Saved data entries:
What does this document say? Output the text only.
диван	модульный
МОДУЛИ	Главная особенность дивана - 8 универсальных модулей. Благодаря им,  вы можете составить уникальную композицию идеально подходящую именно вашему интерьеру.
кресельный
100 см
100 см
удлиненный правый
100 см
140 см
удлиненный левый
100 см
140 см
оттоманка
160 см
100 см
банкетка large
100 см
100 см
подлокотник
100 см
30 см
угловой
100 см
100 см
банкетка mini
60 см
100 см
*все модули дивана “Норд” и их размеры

■ PROBLEM ■
Type out the material again exactly as presented.

■ THE ANSWER ■
What does this document say? Output the text only.
диван	модульный
МОДУЛИ	Главная особенность дивана - 8 универсальных модулей. Благодаря им,  вы можете составить уникальную композицию идеально подходящую именно вашему интерьеру.
кресельный
100 см
100 см
удлиненный правый
100 см
140 см
удлиненный левый
100 см
140 см
оттоманка
160 см
100 см
банкетка large
100 см
100 см
подлокотник
100 см
30 см
угловой
100 см
100 см
банкетка mini
60 см
100 см
*все модули дивана “Норд” и их размеры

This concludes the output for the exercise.